**WHAT TO DO**
From the records below, copy every line that contains the word "this".

Begin INFORMATION PROVIDED

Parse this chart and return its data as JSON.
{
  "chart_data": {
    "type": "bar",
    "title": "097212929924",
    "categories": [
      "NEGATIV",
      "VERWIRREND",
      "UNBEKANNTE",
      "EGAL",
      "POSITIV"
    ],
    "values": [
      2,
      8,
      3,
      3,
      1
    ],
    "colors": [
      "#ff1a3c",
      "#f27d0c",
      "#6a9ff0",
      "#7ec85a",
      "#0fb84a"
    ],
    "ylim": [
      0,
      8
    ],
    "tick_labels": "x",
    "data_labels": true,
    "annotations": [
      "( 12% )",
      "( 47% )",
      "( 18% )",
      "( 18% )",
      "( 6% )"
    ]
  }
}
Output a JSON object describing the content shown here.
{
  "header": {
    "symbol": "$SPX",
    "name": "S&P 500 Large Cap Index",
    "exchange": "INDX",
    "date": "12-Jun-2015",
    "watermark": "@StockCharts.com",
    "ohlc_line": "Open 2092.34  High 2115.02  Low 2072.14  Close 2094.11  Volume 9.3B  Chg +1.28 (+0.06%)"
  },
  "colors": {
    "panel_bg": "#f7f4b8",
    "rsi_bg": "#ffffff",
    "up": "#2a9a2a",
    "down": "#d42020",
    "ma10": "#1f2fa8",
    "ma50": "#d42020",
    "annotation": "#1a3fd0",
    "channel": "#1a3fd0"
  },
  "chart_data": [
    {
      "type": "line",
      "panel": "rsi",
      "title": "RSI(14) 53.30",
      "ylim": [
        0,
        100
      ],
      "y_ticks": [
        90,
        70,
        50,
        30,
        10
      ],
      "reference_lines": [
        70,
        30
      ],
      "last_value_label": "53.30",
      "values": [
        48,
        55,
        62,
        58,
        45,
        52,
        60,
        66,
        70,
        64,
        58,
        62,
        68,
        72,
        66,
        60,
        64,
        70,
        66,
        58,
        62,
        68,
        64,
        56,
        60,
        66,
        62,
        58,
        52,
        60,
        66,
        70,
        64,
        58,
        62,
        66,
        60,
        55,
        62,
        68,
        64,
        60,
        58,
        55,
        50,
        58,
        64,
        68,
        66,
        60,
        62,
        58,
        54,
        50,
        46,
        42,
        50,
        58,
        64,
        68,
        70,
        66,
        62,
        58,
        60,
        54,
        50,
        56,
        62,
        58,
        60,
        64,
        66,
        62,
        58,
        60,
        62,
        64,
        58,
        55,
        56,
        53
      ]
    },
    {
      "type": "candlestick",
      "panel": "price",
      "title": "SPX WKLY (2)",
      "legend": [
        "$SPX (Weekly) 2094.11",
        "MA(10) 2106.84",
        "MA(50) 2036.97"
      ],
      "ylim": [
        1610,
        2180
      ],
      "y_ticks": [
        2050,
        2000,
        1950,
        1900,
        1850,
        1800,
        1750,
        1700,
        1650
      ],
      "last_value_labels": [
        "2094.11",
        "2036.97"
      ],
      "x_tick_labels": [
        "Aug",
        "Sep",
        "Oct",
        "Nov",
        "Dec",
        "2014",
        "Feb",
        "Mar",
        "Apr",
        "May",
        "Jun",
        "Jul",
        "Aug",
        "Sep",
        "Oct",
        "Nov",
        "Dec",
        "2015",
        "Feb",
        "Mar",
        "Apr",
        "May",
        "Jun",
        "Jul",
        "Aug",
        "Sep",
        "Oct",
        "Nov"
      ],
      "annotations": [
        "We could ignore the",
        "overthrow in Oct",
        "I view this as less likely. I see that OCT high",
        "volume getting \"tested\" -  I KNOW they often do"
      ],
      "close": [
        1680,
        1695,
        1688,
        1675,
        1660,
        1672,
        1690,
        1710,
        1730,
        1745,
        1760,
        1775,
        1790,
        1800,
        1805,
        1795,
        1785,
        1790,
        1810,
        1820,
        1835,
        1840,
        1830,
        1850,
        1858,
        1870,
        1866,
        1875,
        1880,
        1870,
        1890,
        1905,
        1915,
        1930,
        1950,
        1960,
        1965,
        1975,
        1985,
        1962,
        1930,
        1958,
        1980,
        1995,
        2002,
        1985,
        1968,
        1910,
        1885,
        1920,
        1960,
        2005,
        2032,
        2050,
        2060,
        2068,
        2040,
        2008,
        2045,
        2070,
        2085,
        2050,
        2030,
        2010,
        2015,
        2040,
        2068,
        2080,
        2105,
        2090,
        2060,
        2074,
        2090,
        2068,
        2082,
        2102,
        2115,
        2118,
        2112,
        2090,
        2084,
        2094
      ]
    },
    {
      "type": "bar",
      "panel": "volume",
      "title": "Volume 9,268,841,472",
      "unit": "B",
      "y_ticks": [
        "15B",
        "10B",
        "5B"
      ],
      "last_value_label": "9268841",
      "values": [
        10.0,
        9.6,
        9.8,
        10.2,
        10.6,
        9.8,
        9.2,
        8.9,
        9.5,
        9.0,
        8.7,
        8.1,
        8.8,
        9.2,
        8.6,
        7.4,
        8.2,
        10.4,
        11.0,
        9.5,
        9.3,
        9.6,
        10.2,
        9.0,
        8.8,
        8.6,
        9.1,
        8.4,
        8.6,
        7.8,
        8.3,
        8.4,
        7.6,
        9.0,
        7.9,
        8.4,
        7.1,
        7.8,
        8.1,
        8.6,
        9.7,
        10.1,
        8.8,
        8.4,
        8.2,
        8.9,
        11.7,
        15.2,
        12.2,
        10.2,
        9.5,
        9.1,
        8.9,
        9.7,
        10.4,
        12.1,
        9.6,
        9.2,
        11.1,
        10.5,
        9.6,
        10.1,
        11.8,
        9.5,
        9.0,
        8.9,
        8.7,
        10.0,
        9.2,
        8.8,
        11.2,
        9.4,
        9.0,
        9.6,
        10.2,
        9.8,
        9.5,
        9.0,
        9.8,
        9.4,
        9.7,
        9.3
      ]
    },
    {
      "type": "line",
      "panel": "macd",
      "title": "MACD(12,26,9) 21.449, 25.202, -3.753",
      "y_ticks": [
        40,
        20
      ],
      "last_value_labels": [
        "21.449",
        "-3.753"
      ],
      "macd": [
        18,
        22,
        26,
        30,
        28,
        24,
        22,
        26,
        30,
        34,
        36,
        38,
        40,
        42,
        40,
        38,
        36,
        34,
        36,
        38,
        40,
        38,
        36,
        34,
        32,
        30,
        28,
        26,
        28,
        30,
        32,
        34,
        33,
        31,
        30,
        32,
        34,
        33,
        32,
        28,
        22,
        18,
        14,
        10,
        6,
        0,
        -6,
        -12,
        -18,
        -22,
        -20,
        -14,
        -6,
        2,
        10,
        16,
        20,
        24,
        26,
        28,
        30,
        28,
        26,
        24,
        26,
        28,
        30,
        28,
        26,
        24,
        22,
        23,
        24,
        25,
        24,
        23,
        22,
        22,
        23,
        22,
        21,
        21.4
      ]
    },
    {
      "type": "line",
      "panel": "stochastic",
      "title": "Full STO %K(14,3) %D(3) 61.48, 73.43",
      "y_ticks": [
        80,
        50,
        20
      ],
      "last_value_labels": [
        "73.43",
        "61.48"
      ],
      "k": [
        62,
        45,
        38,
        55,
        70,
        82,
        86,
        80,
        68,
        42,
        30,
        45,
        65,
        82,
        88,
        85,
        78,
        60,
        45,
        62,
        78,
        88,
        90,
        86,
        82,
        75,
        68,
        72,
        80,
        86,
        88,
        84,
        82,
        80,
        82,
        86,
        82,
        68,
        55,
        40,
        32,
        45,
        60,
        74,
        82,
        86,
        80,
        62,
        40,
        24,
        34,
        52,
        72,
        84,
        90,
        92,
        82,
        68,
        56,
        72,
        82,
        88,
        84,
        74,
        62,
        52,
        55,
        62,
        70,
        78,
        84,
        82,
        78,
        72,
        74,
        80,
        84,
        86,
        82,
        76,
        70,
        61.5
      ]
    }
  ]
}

End INFORMATION PROVIDED

**FULL OUTPUT**
Parse this chart and return its data as JSON.
        "I view this as less likely. I see that OCT high",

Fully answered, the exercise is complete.